◆ Task goal ◆
Gather every line that includes the word "this", please.

---*---

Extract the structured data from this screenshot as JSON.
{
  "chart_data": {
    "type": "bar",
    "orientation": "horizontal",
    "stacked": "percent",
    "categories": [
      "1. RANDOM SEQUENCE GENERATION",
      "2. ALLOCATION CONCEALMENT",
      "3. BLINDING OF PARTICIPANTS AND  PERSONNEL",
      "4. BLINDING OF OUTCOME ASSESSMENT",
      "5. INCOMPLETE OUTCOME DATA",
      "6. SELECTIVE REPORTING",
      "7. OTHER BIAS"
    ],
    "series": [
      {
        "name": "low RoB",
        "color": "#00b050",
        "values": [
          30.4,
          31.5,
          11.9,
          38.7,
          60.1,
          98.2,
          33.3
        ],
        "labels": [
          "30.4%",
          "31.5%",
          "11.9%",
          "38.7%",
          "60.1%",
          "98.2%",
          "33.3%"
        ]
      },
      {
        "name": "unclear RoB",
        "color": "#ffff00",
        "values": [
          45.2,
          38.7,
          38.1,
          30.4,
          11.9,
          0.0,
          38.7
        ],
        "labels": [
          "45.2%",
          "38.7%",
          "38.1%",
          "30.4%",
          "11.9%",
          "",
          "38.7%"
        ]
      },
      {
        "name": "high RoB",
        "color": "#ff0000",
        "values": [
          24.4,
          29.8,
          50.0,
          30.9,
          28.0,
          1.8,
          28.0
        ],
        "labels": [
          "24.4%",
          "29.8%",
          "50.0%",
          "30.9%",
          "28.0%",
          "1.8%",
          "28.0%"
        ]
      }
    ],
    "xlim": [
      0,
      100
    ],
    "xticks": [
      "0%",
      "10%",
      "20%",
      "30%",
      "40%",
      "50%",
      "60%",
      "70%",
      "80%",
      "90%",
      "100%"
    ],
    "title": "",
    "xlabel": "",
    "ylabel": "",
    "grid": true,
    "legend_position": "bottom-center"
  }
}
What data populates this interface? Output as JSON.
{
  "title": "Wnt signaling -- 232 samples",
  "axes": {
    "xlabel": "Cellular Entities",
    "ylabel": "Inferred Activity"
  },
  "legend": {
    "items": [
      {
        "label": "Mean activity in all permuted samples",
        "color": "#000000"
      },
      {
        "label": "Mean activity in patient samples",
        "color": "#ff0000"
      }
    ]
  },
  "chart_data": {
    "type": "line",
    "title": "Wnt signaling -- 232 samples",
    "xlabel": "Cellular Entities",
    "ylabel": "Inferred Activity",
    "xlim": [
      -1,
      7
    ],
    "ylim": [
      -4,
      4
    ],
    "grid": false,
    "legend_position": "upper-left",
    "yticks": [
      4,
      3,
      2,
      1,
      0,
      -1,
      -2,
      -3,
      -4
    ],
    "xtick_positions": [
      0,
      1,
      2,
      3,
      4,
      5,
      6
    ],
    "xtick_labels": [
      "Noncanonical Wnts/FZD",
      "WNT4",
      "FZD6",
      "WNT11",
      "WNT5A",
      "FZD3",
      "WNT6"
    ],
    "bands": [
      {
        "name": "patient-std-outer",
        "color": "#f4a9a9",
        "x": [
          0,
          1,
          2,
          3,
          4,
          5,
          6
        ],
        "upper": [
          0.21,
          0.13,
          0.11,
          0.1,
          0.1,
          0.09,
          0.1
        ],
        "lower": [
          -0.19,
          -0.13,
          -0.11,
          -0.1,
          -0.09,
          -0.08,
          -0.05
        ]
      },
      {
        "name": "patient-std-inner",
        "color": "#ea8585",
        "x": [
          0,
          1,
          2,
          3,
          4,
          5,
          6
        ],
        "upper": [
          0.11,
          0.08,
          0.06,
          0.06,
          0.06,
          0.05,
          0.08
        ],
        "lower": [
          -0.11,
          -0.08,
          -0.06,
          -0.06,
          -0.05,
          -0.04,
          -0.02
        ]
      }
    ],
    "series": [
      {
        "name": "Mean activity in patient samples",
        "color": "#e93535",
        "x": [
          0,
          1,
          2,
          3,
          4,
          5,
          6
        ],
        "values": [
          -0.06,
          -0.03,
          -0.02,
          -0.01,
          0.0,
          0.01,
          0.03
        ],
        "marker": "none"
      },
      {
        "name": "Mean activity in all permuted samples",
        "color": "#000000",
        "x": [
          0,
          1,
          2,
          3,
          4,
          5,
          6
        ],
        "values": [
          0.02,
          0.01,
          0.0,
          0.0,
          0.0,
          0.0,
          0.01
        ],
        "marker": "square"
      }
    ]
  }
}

---*---

◆ The solution ◆
Extract the structured data from this screenshot as JSON.
What data populates this interface? Output as JSON.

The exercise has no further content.